- Required work -
Below is a block of records. Copy every line in it that contains the word "screenshot".

- Source records -
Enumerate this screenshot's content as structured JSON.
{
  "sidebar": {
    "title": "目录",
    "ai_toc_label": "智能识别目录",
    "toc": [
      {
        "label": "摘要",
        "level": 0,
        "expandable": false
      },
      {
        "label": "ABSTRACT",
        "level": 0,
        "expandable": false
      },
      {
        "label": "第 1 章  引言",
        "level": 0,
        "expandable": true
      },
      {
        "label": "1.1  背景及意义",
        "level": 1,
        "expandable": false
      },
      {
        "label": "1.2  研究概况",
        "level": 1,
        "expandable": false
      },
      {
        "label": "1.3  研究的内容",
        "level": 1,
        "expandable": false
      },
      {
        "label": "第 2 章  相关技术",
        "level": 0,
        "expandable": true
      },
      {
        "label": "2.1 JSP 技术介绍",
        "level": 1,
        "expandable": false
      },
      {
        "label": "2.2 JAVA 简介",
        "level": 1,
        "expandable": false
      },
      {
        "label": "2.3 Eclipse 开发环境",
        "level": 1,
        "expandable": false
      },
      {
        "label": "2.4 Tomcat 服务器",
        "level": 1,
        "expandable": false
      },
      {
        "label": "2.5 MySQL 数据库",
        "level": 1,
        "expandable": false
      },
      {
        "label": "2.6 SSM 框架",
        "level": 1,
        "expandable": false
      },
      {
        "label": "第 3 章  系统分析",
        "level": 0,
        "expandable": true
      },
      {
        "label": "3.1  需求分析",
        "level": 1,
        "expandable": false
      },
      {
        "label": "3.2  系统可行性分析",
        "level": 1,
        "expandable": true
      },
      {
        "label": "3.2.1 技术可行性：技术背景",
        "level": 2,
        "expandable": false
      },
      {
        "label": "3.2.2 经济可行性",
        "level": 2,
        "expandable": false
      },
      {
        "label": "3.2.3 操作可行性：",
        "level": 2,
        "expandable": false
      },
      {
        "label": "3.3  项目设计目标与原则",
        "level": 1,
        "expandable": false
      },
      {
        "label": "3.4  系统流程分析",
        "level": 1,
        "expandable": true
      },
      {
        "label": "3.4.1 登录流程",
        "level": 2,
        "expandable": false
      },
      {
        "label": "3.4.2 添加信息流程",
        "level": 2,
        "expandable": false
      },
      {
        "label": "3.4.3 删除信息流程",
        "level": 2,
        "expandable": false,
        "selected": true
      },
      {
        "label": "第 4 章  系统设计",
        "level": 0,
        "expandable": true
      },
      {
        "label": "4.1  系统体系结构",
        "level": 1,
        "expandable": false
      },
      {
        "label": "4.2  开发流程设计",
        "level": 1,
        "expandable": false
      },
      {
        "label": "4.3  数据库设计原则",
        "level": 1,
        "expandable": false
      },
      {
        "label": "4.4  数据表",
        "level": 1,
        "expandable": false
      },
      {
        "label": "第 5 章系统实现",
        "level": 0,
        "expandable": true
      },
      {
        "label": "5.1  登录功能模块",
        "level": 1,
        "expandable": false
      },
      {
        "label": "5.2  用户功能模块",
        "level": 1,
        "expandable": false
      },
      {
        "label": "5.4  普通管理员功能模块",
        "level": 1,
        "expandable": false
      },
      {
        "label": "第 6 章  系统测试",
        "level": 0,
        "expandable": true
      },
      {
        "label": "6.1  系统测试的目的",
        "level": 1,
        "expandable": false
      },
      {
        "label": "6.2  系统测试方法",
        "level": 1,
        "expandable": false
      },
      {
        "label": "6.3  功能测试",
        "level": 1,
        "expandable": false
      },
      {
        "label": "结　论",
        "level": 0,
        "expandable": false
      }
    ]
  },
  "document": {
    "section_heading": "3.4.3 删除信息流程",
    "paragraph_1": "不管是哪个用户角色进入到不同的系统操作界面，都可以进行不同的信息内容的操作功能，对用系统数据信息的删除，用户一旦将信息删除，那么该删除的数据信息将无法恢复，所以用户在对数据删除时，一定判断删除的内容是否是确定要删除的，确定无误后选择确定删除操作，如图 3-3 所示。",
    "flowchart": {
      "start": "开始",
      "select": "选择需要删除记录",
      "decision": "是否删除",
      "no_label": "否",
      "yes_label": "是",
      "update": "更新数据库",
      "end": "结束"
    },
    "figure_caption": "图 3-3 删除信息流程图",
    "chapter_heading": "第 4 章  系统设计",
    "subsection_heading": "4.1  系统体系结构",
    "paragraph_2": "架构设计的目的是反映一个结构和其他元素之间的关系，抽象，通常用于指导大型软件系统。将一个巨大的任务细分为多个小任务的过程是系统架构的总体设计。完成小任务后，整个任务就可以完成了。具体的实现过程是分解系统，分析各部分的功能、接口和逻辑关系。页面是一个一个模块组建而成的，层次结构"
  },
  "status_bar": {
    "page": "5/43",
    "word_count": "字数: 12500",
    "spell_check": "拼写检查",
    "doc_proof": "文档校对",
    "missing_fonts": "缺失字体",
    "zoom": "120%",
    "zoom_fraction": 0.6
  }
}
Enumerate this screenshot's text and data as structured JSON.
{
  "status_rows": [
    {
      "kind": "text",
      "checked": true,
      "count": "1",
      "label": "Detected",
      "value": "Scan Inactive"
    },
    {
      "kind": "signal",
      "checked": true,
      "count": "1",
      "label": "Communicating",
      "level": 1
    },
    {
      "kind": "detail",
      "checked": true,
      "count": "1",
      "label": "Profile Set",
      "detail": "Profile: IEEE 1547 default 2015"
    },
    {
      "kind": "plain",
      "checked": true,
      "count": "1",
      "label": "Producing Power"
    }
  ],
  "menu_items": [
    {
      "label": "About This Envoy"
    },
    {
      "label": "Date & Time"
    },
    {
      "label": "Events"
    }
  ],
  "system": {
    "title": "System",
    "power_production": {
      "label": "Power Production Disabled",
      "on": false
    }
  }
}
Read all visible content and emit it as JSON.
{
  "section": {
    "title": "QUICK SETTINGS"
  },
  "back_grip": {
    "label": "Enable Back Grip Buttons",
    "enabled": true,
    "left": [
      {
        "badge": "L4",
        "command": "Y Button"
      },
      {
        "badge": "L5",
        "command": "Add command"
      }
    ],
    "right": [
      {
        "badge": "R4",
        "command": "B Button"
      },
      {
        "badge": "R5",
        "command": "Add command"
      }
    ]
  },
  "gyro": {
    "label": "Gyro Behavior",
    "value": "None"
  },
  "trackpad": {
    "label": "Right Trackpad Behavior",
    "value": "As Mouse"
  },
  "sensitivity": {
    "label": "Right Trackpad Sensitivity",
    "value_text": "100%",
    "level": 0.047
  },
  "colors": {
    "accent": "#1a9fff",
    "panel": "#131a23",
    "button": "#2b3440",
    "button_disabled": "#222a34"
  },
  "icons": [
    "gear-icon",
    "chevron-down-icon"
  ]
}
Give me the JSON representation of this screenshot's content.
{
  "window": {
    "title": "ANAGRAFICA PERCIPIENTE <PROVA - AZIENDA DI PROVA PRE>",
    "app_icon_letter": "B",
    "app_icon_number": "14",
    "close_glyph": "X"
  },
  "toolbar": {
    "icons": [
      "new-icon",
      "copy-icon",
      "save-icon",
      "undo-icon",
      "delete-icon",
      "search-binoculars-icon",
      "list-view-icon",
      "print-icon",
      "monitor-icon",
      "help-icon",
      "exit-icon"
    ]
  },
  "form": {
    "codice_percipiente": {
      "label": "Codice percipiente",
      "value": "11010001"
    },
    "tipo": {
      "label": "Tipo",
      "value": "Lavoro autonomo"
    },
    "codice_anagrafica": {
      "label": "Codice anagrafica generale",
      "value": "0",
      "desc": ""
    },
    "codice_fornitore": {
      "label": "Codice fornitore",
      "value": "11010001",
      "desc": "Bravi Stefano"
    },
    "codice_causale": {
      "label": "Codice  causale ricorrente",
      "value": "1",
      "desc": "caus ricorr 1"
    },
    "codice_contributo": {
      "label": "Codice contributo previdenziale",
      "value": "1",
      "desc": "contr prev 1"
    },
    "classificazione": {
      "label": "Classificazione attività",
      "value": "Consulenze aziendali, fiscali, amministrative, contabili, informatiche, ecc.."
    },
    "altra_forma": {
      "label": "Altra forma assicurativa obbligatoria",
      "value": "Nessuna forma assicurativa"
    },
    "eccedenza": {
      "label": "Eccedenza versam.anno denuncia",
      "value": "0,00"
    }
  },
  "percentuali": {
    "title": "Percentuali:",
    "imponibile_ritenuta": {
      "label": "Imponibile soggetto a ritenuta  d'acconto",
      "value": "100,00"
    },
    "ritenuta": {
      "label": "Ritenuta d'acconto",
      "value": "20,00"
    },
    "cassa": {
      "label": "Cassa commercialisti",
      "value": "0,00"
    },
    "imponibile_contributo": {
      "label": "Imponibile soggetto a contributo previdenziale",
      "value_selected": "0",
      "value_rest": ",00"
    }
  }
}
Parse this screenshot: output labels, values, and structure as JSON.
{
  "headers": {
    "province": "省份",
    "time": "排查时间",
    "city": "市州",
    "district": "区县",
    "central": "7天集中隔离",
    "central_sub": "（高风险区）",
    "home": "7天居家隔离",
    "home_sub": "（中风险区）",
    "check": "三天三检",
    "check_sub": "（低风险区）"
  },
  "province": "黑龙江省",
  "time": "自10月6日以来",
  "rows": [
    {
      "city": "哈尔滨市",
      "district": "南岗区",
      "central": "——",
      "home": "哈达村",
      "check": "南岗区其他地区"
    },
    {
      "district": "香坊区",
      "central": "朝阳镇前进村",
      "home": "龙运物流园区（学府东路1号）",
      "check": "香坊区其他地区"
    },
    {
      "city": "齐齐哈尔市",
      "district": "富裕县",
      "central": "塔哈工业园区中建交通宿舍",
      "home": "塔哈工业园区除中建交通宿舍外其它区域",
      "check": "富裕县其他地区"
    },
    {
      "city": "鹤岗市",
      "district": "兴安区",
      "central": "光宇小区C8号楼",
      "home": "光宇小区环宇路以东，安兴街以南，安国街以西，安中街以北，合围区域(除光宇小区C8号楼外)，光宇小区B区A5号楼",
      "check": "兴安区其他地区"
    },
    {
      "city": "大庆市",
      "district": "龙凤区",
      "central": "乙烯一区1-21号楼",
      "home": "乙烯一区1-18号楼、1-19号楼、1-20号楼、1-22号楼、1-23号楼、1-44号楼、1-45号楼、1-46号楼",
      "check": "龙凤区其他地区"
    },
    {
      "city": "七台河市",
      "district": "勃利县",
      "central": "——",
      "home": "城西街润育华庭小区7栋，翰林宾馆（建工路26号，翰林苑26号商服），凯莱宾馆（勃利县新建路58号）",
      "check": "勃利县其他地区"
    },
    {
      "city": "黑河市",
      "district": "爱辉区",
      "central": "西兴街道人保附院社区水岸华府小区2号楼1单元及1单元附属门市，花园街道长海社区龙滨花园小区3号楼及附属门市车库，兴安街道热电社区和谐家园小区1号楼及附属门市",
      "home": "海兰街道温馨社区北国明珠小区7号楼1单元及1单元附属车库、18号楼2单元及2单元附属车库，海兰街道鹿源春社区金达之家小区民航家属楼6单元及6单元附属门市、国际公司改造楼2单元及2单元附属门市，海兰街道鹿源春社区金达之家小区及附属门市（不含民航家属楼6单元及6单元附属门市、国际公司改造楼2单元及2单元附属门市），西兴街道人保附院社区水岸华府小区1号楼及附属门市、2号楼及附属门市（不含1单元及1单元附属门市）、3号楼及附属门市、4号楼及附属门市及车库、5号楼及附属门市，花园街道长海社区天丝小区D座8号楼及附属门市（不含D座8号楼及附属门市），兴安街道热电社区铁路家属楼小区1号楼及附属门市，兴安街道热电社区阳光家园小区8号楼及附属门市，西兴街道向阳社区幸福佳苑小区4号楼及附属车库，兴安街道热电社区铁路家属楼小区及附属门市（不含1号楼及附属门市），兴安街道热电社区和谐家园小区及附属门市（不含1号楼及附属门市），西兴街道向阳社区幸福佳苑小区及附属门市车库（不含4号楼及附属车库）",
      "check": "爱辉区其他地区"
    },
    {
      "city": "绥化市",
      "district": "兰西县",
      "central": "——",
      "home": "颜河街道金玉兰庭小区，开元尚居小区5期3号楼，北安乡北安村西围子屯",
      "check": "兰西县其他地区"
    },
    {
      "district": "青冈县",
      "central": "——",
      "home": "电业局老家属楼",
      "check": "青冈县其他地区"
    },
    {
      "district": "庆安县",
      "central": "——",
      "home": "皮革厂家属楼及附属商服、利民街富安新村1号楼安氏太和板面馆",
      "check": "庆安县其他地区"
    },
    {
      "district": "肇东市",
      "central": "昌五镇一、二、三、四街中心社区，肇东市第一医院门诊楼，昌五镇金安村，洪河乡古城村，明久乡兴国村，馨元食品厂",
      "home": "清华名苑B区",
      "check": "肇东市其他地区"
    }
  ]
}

- Worked solution -
Enumerate this screenshot's content as structured JSON.
Enumerate this screenshot's text and data as structured JSON.
Give me the JSON representation of this screenshot's content.
Parse this screenshot: output labels, values, and structure as JSON.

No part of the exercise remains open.